◆ Task requirements
Every entry below should be transcribed exactly; pictures stay out of the copy.

┌─ Recorded data

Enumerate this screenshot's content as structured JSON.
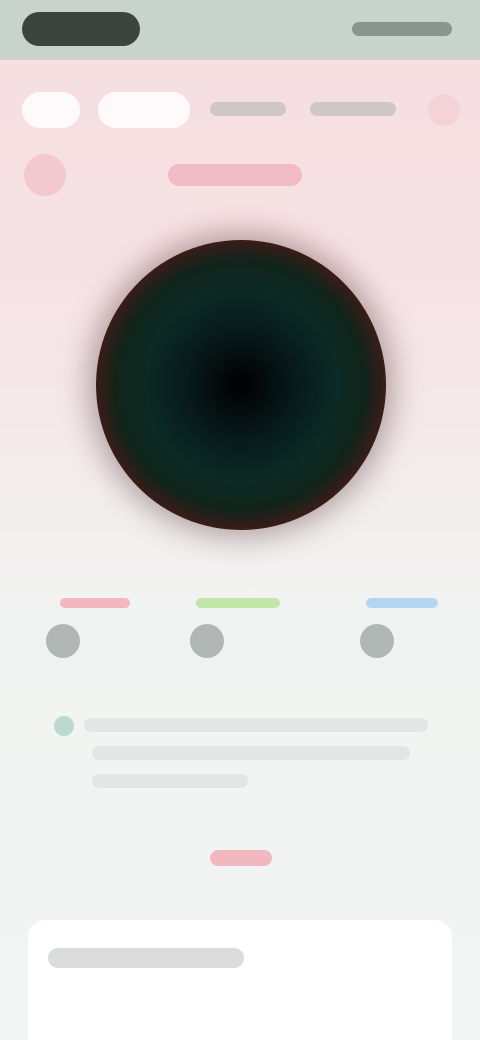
{
  "status_bar": {},
  "tabs": [
    {
      "name": "tab-1"
    },
    {
      "name": "tab-2"
    },
    {
      "name": "tab-3"
    },
    {
      "name": "tab-4"
    }
  ],
  "header": {},
  "options": [
    {
      "accent": "#f4a9b2"
    },
    {
      "accent": "#b9e49a"
    },
    {
      "accent": "#a9d1f2"
    }
  ],
  "colors": {
    "background_top": "#f6dde0",
    "background_bottom": "#f3f5f4",
    "dial_center": "#000000",
    "dial_ring": "#3a1c18",
    "link_red": "#f0a6ad"
  },
  "icons": {
    "back": "back-icon",
    "close": "close-icon",
    "info": "info-icon"
  }
}
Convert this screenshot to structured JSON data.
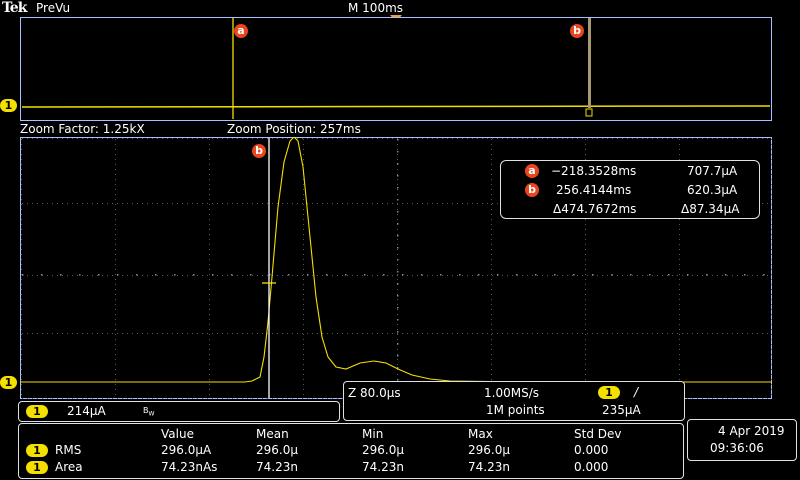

└─

◆ Answer to this problem
Enumerate this screenshot's content as structured JSON.
{
  "status_bar": {},
  "tabs": [
    {
      "name": "tab-1"
    },
    {
      "name": "tab-2"
    },
    {
      "name": "tab-3"
    },
    {
      "name": "tab-4"
    }
  ],
  "header": {},
  "options": [
    {
      "accent": "#f4a9b2"
    },
    {
      "accent": "#b9e49a"
    },
    {
      "accent": "#a9d1f2"
    }
  ],
  "colors": {
    "background_top": "#f6dde0",
    "background_bottom": "#f3f5f4",
    "dial_center": "#000000",
    "dial_ring": "#3a1c18",
    "link_red": "#f0a6ad"
  },
  "icons": {
    "back": "back-icon",
    "close": "close-icon",
    "info": "info-icon"
  }
}
Convert this screenshot to structured JSON data.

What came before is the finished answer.